● WHAT YOU NEED TO DO:
Write the material out again exactly.

#### EXCERPTED RECORDS ####

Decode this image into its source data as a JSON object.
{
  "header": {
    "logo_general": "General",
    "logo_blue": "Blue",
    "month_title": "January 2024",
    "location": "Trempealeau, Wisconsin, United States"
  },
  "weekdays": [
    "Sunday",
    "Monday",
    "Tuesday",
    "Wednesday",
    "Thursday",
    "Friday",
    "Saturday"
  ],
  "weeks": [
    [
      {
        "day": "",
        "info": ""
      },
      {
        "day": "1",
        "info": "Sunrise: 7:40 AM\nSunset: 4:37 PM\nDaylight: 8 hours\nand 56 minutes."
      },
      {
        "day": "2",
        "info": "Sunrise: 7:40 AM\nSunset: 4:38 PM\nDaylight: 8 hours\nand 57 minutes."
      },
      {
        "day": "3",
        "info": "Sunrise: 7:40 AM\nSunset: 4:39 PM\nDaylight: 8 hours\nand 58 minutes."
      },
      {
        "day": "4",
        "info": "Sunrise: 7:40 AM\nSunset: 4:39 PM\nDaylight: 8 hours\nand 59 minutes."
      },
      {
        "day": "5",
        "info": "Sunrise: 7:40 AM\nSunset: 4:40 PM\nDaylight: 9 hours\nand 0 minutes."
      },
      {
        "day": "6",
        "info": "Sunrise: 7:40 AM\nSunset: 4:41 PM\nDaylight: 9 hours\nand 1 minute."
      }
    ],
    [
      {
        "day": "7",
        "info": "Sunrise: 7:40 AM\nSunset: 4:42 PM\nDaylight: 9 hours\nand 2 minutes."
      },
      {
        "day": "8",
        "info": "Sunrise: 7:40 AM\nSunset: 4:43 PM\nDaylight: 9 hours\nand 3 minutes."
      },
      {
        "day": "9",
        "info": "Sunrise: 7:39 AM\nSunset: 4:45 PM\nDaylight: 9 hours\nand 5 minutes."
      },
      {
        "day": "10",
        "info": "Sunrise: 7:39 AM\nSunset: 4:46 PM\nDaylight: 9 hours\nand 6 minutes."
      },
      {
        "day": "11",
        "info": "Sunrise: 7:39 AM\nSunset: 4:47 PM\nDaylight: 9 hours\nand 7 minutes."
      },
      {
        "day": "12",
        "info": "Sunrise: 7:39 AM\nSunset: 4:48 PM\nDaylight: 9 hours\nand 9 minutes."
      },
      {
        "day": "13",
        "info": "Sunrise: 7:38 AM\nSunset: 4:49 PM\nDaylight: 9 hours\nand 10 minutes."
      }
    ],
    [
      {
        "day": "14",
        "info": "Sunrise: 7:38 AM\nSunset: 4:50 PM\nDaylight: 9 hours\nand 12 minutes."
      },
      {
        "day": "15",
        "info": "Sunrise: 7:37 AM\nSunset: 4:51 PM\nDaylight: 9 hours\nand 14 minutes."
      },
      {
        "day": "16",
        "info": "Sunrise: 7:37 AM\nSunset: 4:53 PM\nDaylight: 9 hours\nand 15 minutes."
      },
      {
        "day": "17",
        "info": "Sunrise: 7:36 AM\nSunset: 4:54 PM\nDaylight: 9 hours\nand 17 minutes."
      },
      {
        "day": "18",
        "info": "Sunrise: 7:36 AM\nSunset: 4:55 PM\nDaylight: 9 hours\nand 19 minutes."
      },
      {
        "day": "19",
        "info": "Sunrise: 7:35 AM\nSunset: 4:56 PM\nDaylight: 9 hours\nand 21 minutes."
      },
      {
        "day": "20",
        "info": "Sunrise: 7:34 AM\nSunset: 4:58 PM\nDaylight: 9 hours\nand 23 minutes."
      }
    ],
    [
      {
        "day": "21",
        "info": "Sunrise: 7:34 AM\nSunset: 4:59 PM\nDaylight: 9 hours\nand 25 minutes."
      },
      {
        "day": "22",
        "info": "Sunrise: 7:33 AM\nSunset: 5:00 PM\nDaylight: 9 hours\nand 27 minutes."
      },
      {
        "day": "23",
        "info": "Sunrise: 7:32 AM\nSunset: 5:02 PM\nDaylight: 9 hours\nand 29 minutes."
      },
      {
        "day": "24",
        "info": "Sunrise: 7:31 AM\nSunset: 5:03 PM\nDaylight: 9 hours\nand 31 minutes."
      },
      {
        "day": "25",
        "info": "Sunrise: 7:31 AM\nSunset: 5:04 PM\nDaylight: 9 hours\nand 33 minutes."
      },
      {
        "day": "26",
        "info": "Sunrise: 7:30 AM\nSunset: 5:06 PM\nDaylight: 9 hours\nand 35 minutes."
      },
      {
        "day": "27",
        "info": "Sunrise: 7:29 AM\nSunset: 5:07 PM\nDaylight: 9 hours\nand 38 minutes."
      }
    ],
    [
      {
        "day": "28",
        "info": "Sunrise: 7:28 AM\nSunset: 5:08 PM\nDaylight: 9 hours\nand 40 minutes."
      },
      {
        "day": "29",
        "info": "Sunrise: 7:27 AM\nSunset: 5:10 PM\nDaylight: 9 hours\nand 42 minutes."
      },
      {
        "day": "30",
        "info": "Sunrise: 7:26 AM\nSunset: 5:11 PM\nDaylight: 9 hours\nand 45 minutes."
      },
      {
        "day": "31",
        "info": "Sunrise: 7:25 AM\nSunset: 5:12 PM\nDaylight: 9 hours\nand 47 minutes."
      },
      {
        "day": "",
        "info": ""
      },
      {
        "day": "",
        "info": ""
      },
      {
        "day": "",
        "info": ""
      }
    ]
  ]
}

####

● TASK RESULT:
Decode this image into its source data as a JSON object.
{
  "header": {
    "logo_general": "General",
    "logo_blue": "Blue",
    "month_title": "January 2024",
    "location": "Trempealeau, Wisconsin, United States"
  },
  "weekdays": [
    "Sunday",
    "Monday",
    "Tuesday",
    "Wednesday",
    "Thursday",
    "Friday",
    "Saturday"
  ],
  "weeks": [
    [
      {
        "day": "",
        "info": ""
      },
      {
        "day": "1",
        "info": "Sunrise: 7:40 AM\nSunset: 4:37 PM\nDaylight: 8 hours\nand 56 minutes."
      },
      {
        "day": "2",
        "info": "Sunrise: 7:40 AM\nSunset: 4:38 PM\nDaylight: 8 hours\nand 57 minutes."
      },
      {
        "day": "3",
        "info": "Sunrise: 7:40 AM\nSunset: 4:39 PM\nDaylight: 8 hours\nand 58 minutes."
      },
      {
        "day": "4",
        "info": "Sunrise: 7:40 AM\nSunset: 4:39 PM\nDaylight: 8 hours\nand 59 minutes."
      },
      {
        "day": "5",
        "info": "Sunrise: 7:40 AM\nSunset: 4:40 PM\nDaylight: 9 hours\nand 0 minutes."
      },
      {
        "day": "6",
        "info": "Sunrise: 7:40 AM\nSunset: 4:41 PM\nDaylight: 9 hours\nand 1 minute."
      }
    ],
    [
      {
        "day": "7",
        "info": "Sunrise: 7:40 AM\nSunset: 4:42 PM\nDaylight: 9 hours\nand 2 minutes."
      },
      {
        "day": "8",
        "info": "Sunrise: 7:40 AM\nSunset: 4:43 PM\nDaylight: 9 hours\nand 3 minutes."
      },
      {
        "day": "9",
        "info": "Sunrise: 7:39 AM\nSunset: 4:45 PM\nDaylight: 9 hours\nand 5 minutes."
      },
      {
        "day": "10",
        "info": "Sunrise: 7:39 AM\nSunset: 4:46 PM\nDaylight: 9 hours\nand 6 minutes."
      },
      {
        "day": "11",
        "info": "Sunrise: 7:39 AM\nSunset: 4:47 PM\nDaylight: 9 hours\nand 7 minutes."
      },
      {
        "day": "12",
        "info": "Sunrise: 7:39 AM\nSunset: 4:48 PM\nDaylight: 9 hours\nand 9 minutes."
      },
      {
        "day": "13",
        "info": "Sunrise: 7:38 AM\nSunset: 4:49 PM\nDaylight: 9 hours\nand 10 minutes."
      }
    ],
    [
      {
        "day": "14",
        "info": "Sunrise: 7:38 AM\nSunset: 4:50 PM\nDaylight: 9 hours\nand 12 minutes."
      },
      {
        "day": "15",
        "info": "Sunrise: 7:37 AM\nSunset: 4:51 PM\nDaylight: 9 hours\nand 14 minutes."
      },
      {
        "day": "16",
        "info": "Sunrise: 7:37 AM\nSunset: 4:53 PM\nDaylight: 9 hours\nand 15 minutes."
      },
      {
        "day": "17",
        "info": "Sunrise: 7:36 AM\nSunset: 4:54 PM\nDaylight: 9 hours\nand 17 minutes."
      },
      {
        "day": "18",
        "info": "Sunrise: 7:36 AM\nSunset: 4:55 PM\nDaylight: 9 hours\nand 19 minutes."
      },
      {
        "day": "19",
        "info": "Sunrise: 7:35 AM\nSunset: 4:56 PM\nDaylight: 9 hours\nand 21 minutes."
      },
      {
        "day": "20",
        "info": "Sunrise: 7:34 AM\nSunset: 4:58 PM\nDaylight: 9 hours\nand 23 minutes."
      }
    ],
    [
      {
        "day": "21",
        "info": "Sunrise: 7:34 AM\nSunset: 4:59 PM\nDaylight: 9 hours\nand 25 minutes."
      },
      {
        "day": "22",
        "info": "Sunrise: 7:33 AM\nSunset: 5:00 PM\nDaylight: 9 hours\nand 27 minutes."
      },
      {
        "day": "23",
        "info": "Sunrise: 7:32 AM\nSunset: 5:02 PM\nDaylight: 9 hours\nand 29 minutes."
      },
      {
        "day": "24",
        "info": "Sunrise: 7:31 AM\nSunset: 5:03 PM\nDaylight: 9 hours\nand 31 minutes."
      },
      {
        "day": "25",
        "info": "Sunrise: 7:31 AM\nSunset: 5:04 PM\nDaylight: 9 hours\nand 33 minutes."
      },
      {
        "day": "26",
        "info": "Sunrise: 7:30 AM\nSunset: 5:06 PM\nDaylight: 9 hours\nand 35 minutes."
      },
      {
        "day": "27",
        "info": "Sunrise: 7:29 AM\nSunset: 5:07 PM\nDaylight: 9 hours\nand 38 minutes."
      }
    ],
    [
      {
        "day": "28",
        "info": "Sunrise: 7:28 AM\nSunset: 5:08 PM\nDaylight: 9 hours\nand 40 minutes."
      },
      {
        "day": "29",
        "info": "Sunrise: 7:27 AM\nSunset: 5:10 PM\nDaylight: 9 hours\nand 42 minutes."
      },
      {
        "day": "30",
        "info": "Sunrise: 7:26 AM\nSunset: 5:11 PM\nDaylight: 9 hours\nand 45 minutes."
      },
      {
        "day": "31",
        "info": "Sunrise: 7:25 AM\nSunset: 5:12 PM\nDaylight: 9 hours\nand 47 minutes."
      },
      {
        "day": "",
        "info": ""
      },
      {
        "day": "",
        "info": ""
      },
      {
        "day": "",
        "info": ""
      }
    ]
  ]
}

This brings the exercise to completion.